Digg is officially back. After months in closed beta, the rebooted platform is now open to the public, relaunching with a focus on trust signals, transparency in moderation, and defenses against AI-driven spam.
Second time is the charm
Last March, Digg’s founder, Kevin Rose, joined forces with Reddit co-founder Alexis Ohanian, and the duo (alongside multiple investors) acquired Digg back from digital advertising company BuySellAds.
The platform, once a promising news aggregation site, didn’t survive the Web 2.0 era and was split up in 2012, with its assets changing hands multiple times until last year’s reacquisition.
Since then, Rose, Ohanian, and their small team have been working on the new Digg, with interesting ideas to promote healthier discussions across its trust-based community.
As TechCrunch explains it:
They’re betting that AI can help to address some of the messiness and toxicity of today’s social media landscape. At the same time, social platforms will need a new set of tools to ensure they’re not taken over by AI bots posing as people.
With that in mind, the new Digg will apply signals of trust to pick up on patterns of authentic participation. They will bundle multiple verification cues and technologies together to fight AI-driven spam, and may even require proof of product ownership before users can join and post in certain communities.

————

● WHAT IS EXPECTED: List every company or publication that the article about Digg's relaunch names. Nothing in the items is needed for this.

————

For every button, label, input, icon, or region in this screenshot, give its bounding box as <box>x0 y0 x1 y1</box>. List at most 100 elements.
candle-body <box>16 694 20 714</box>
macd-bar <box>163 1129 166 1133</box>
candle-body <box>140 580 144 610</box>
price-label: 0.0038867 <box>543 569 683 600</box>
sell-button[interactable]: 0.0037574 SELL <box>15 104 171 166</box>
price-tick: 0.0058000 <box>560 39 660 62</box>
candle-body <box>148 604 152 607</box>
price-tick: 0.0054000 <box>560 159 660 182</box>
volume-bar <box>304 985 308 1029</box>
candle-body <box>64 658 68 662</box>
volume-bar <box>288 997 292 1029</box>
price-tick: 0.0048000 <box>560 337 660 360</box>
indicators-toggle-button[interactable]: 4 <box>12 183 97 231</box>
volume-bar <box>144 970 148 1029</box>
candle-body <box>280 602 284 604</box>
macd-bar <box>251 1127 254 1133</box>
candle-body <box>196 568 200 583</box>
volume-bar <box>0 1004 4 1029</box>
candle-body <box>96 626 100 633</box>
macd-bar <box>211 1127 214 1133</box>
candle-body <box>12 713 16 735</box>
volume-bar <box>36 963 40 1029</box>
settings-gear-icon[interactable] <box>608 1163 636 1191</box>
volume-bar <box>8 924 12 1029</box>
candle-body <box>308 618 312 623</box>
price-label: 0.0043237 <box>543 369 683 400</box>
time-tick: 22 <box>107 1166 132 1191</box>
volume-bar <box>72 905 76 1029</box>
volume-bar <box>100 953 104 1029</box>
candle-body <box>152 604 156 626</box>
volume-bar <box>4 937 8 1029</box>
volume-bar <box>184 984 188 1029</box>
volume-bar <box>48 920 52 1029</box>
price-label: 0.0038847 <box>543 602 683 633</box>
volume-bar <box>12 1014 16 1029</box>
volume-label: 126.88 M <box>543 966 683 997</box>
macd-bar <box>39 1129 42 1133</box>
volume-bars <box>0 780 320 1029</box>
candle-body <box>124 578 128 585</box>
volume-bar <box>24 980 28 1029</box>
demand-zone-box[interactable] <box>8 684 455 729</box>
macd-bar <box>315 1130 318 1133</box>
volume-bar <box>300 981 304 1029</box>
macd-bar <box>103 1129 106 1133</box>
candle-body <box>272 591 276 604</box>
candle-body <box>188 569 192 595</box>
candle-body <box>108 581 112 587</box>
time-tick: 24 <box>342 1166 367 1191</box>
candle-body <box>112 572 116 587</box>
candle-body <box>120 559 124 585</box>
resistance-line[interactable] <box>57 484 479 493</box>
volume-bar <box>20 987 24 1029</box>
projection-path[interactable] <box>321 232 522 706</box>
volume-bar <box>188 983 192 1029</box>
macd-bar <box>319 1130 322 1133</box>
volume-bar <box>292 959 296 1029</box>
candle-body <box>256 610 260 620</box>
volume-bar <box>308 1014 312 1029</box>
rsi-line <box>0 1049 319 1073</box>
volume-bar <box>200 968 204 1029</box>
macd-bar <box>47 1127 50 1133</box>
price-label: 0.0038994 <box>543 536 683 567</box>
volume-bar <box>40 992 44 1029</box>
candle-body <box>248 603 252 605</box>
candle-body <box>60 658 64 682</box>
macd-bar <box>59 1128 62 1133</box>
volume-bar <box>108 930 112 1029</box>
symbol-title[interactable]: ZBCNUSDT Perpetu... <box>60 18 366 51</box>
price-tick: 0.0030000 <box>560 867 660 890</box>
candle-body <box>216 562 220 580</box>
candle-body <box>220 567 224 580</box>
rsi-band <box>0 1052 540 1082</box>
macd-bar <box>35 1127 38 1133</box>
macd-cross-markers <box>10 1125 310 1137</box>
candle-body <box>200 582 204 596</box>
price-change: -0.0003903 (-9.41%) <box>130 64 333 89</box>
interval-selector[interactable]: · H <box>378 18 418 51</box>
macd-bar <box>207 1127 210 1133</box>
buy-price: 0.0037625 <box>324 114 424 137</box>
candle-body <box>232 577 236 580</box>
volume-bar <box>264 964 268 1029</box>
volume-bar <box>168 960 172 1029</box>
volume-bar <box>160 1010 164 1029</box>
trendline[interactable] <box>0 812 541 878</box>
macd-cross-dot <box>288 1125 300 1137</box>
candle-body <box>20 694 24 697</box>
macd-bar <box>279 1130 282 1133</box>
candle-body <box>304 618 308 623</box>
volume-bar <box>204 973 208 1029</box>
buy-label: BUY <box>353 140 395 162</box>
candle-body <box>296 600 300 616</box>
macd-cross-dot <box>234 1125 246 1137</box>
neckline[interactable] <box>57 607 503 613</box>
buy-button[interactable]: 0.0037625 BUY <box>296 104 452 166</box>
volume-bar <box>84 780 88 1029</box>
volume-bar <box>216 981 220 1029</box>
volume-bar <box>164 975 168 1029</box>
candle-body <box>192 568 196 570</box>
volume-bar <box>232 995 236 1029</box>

————

● TASK RESPONSE: Digg, Reddit, BuySellAds, TechCrunch